Dataset entries
▬▬▬▬▬▬▬▬▬▬
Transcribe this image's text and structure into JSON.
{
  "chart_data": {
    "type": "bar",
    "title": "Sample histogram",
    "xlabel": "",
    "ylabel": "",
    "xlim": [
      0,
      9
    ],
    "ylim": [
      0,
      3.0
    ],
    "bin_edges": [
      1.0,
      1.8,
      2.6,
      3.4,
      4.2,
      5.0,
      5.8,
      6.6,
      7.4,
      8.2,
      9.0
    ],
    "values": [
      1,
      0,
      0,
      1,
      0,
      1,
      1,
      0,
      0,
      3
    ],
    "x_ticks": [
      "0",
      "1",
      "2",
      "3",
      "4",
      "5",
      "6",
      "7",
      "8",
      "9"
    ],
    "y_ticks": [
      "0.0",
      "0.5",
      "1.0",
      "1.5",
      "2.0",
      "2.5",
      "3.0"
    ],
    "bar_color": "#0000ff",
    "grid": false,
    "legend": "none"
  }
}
▬▬▬▬▬▬▬▬▬▬
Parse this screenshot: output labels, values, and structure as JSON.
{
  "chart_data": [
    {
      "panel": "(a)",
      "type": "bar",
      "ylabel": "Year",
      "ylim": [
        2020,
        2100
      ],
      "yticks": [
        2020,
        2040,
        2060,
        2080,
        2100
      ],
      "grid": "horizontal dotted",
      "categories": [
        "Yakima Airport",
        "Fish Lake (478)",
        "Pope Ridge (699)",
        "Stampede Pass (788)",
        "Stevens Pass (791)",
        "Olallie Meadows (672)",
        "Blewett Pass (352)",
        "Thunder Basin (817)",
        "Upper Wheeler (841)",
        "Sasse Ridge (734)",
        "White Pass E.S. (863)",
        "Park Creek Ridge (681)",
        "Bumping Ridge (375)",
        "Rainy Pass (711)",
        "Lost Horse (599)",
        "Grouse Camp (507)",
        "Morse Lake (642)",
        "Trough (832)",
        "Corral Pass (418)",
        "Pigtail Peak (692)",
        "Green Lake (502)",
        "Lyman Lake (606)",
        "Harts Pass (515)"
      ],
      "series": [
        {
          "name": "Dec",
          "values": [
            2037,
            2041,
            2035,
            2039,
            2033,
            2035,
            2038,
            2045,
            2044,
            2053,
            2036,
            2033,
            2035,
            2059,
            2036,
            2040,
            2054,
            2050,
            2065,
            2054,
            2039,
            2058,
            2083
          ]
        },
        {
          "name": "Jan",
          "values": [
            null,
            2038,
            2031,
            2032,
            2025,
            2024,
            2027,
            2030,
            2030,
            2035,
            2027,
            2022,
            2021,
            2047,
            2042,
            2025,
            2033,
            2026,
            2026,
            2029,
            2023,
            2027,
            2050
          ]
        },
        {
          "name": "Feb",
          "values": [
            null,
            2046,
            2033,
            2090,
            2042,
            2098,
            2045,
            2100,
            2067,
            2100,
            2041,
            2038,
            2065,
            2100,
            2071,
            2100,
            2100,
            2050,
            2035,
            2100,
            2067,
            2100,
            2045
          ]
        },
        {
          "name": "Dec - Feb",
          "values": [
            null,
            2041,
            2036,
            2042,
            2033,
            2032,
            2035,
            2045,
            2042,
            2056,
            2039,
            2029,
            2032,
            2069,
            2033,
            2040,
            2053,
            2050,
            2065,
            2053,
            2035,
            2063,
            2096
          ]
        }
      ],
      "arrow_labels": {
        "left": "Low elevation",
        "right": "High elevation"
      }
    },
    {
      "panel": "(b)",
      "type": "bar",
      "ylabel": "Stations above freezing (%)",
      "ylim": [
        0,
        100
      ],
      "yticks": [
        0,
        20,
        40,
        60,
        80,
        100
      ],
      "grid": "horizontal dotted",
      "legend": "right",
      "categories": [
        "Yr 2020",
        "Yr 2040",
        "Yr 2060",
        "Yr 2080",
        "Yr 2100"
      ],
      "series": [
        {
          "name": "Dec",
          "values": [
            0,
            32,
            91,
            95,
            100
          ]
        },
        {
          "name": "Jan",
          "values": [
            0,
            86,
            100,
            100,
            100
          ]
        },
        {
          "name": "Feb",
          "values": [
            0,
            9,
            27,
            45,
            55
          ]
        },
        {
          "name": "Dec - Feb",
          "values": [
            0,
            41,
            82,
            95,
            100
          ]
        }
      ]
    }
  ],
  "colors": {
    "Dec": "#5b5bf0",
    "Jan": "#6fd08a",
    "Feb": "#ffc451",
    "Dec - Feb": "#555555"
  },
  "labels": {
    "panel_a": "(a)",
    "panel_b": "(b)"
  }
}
▬▬▬▬▬▬▬▬▬▬
What needs to be done
Collect the complete line wherever the string "Ridge" appears in the records.

Answer to the exercise
        "Pope Ridge (699)",
        "Sasse Ridge (734)",
        "Park Creek Ridge (681)",
        "Bumping Ridge (375)",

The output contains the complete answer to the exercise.